TASK REQUIREMENTS: Set down every entry again word for word, please, but skip the pictures.

Data entries:

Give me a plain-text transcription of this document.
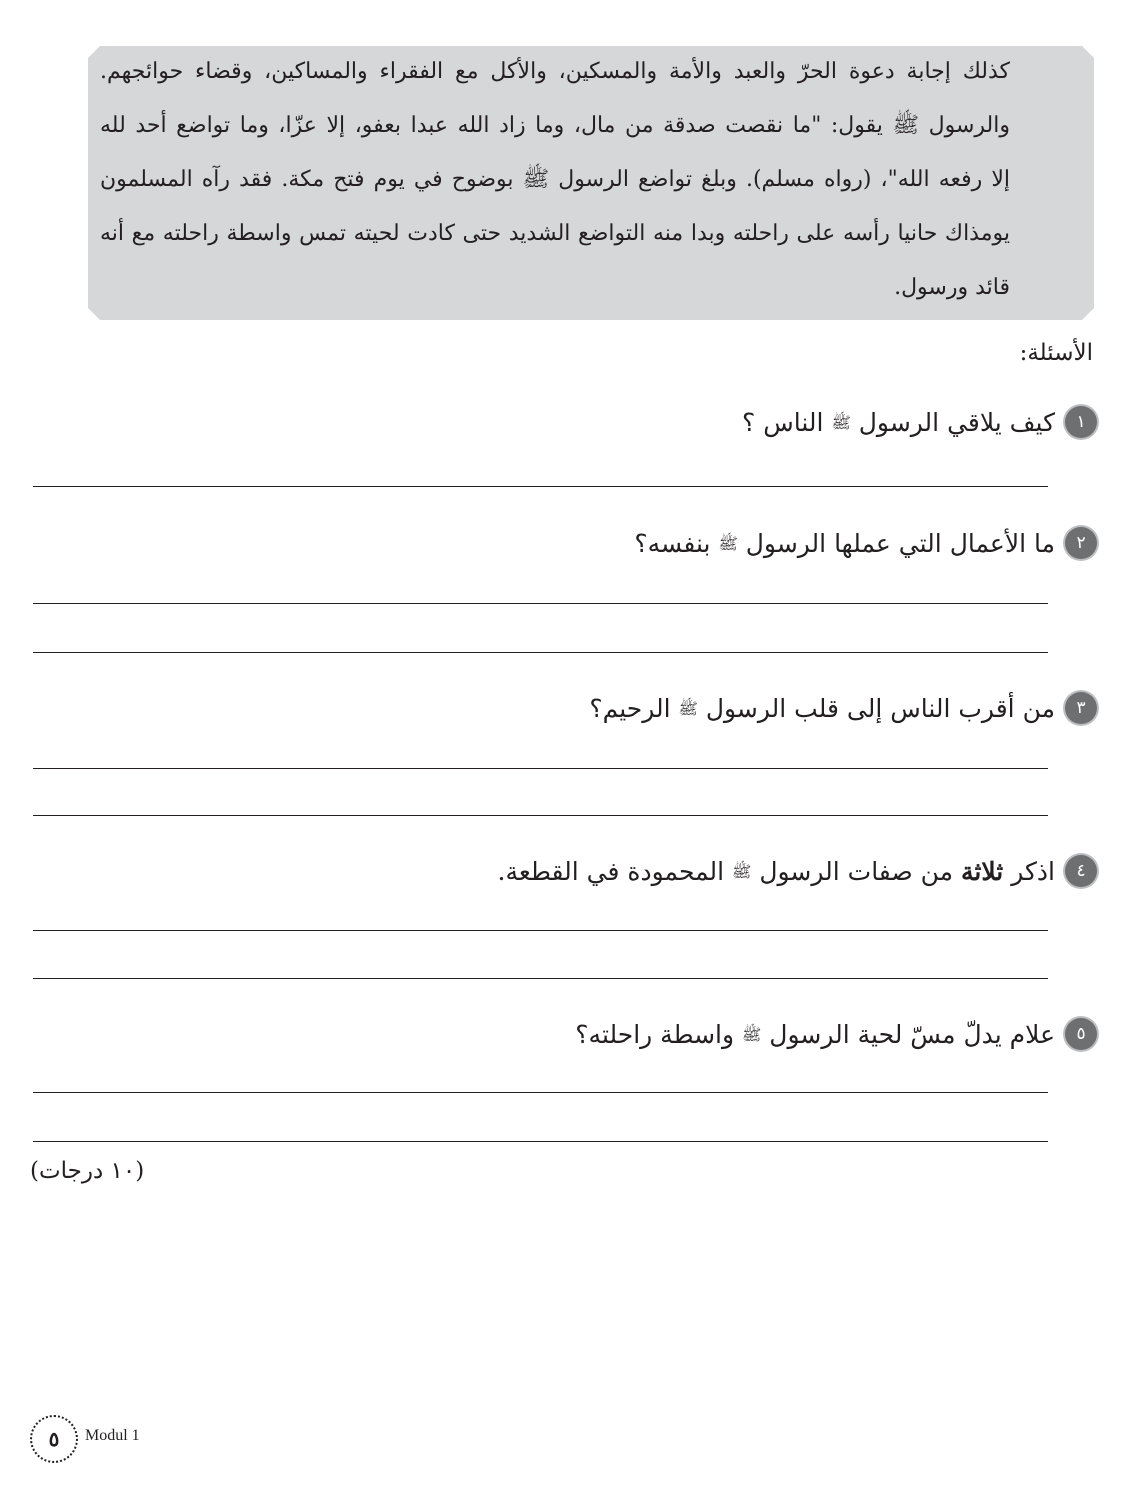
كذلك إجابة دعوة الحرّ والعبد والأمة والمسكين، والأكل مع الفقراء والمساكين، وقضاء حوائجهم.
والرسول ﷺ يقول: "ما نقصت صدقة من مال، وما زاد الله عبدا بعفو، إلا عزّا، وما تواضع أحد لله
إلا رفعه الله"، (رواه مسلم). وبلغ تواضع الرسول ﷺ بوضوح في يوم فتح مكة. فقد رآه المسلمون
يومذاك حانيا رأسه على راحلته وبدا منه التواضع الشديد حتى كادت لحيته تمس واسطة راحلته مع أنه
قائد ورسول.
الأسئلة:
١
كيف يلاقي الرسول ﷺ الناس ؟
٢
ما الأعمال التي عملها الرسول ﷺ بنفسه؟
٣
من أقرب الناس إلى قلب الرسول ﷺ الرحيم؟
٤
اذكر ثلاثة من صفات الرسول ﷺ المحمودة في القطعة.
٥
علام يدلّ مسّ لحية الرسول ﷺ واسطة راحلته؟
(١٠ درجات)
٥	Modul 1
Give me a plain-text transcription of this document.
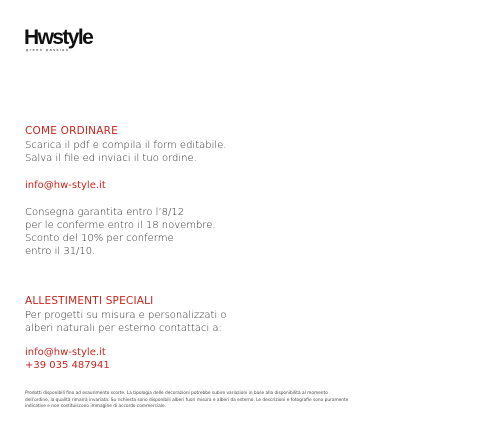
Hwstyle
green passion
COME ORDINARE
Scarica il pdf e compila il form editabile.
Salva il file ed inviaci il tuo ordine.
info@hw-style.it
Consegna garantita entro l’8/12
per le conferme entro il 18 novembre.
Sconto del 10% per conferme
entro il 31/10.
ALLESTIMENTI SPECIALI
Per progetti su misura e personalizzati o
alberi naturali per esterno contattaci a:
info@hw-style.it
+39 035 487941
Prodotti disponibili fino ad esaurimento scorte. La tipologia delle decorazioni potrebbe subire variazioni in base alla disponibilità al momento
dell’ordine, la qualità rimarrà invariata. Su richiesta sono disponibili alberi fuori misura e alberi da esterno. Le descrizioni e fotografie sono puramente
indicative e non costituiscono immagine di accordo commerciale.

THE ANSWER:
Give me a plain-text transcription of this document.
كذلك إجابة دعوة الحرّ والعبد والأمة والمسكين، والأكل مع الفقراء والمساكين، وقضاء حوائجهم.
والرسول ﷺ يقول: "ما نقصت صدقة من مال، وما زاد الله عبدا بعفو، إلا عزّا، وما تواضع أحد لله
إلا رفعه الله"، (رواه مسلم). وبلغ تواضع الرسول ﷺ بوضوح في يوم فتح مكة. فقد رآه المسلمون
يومذاك حانيا رأسه على راحلته وبدا منه التواضع الشديد حتى كادت لحيته تمس واسطة راحلته مع أنه
قائد ورسول.
الأسئلة:
١
كيف يلاقي الرسول ﷺ الناس ؟
٢
ما الأعمال التي عملها الرسول ﷺ بنفسه؟
٣
من أقرب الناس إلى قلب الرسول ﷺ الرحيم؟
٤
اذكر ثلاثة من صفات الرسول ﷺ المحمودة في القطعة.
٥
علام يدلّ مسّ لحية الرسول ﷺ واسطة راحلته؟
(١٠ درجات)
٥	Modul 1
Give me a plain-text transcription of this document.
Hwstyle
green passion
COME ORDINARE
Scarica il pdf e compila il form editabile.
Salva il file ed inviaci il tuo ordine.
info@hw-style.it
Consegna garantita entro l’8/12
per le conferme entro il 18 novembre.
Sconto del 10% per conferme
entro il 31/10.
ALLESTIMENTI SPECIALI
Per progetti su misura e personalizzati o
alberi naturali per esterno contattaci a:
info@hw-style.it
+39 035 487941
Prodotti disponibili fino ad esaurimento scorte. La tipologia delle decorazioni potrebbe subire variazioni in base alla disponibilità al momento
dell’ordine, la qualità rimarrà invariata. Su richiesta sono disponibili alberi fuori misura e alberi da esterno. Le descrizioni e fotografie sono puramente
indicative e non costituiscono immagine di accordo commerciale.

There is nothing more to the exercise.